Your objective: The output must be the data, printed exactly as written.
.....
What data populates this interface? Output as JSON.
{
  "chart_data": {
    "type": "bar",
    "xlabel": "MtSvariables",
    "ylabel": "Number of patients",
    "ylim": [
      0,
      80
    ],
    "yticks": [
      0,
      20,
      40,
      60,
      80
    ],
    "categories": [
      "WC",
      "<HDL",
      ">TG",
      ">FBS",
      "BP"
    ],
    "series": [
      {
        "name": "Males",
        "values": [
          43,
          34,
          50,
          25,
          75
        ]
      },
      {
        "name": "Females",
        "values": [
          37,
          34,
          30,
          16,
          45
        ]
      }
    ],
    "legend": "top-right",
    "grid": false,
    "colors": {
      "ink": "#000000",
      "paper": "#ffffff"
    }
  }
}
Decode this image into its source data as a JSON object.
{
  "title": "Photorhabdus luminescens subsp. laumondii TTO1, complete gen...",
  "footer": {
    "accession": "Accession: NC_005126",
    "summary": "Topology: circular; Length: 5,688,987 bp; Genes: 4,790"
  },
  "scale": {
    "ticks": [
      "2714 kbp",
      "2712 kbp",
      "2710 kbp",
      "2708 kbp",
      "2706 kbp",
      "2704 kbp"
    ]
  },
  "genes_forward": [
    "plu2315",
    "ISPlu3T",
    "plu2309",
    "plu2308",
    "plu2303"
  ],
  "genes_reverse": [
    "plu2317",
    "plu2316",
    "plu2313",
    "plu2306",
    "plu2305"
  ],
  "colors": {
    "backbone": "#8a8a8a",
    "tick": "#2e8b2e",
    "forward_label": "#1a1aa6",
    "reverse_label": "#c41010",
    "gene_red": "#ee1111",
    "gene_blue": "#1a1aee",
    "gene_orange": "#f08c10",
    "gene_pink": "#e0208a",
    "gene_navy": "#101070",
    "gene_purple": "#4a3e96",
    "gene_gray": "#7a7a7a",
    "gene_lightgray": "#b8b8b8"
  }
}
.....
Solution below:
What data populates this interface? Output as JSON.
{
  "chart_data": {
    "type": "bar",
    "xlabel": "MtSvariables",
    "ylabel": "Number of patients",
    "ylim": [
      0,
      80
    ],
    "yticks": [
      0,
      20,
      40,
      60,
      80
    ],
    "categories": [
      "WC",
      "<HDL",
      ">TG",
      ">FBS",
      "BP"
    ],
    "series": [
      {
        "name": "Males",
        "values": [
          43,
          34,
          50,
          25,
          75
        ]
      },
      {
        "name": "Females",
        "values": [
          37,
          34,
          30,
          16,
          45
        ]
      }
    ],
    "legend": "top-right",
    "grid": false,
    "colors": {
      "ink": "#000000",
      "paper": "#ffffff"
    }
  }
}
Decode this image into its source data as a JSON object.
{
  "title": "Photorhabdus luminescens subsp. laumondii TTO1, complete gen...",
  "footer": {
    "accession": "Accession: NC_005126",
    "summary": "Topology: circular; Length: 5,688,987 bp; Genes: 4,790"
  },
  "scale": {
    "ticks": [
      "2714 kbp",
      "2712 kbp",
      "2710 kbp",
      "2708 kbp",
      "2706 kbp",
      "2704 kbp"
    ]
  },
  "genes_forward": [
    "plu2315",
    "ISPlu3T",
    "plu2309",
    "plu2308",
    "plu2303"
  ],
  "genes_reverse": [
    "plu2317",
    "plu2316",
    "plu2313",
    "plu2306",
    "plu2305"
  ],
  "colors": {
    "backbone": "#8a8a8a",
    "tick": "#2e8b2e",
    "forward_label": "#1a1aa6",
    "reverse_label": "#c41010",
    "gene_red": "#ee1111",
    "gene_blue": "#1a1aee",
    "gene_orange": "#f08c10",
    "gene_pink": "#e0208a",
    "gene_navy": "#101070",
    "gene_purple": "#4a3e96",
    "gene_gray": "#7a7a7a",
    "gene_lightgray": "#b8b8b8"
  }
}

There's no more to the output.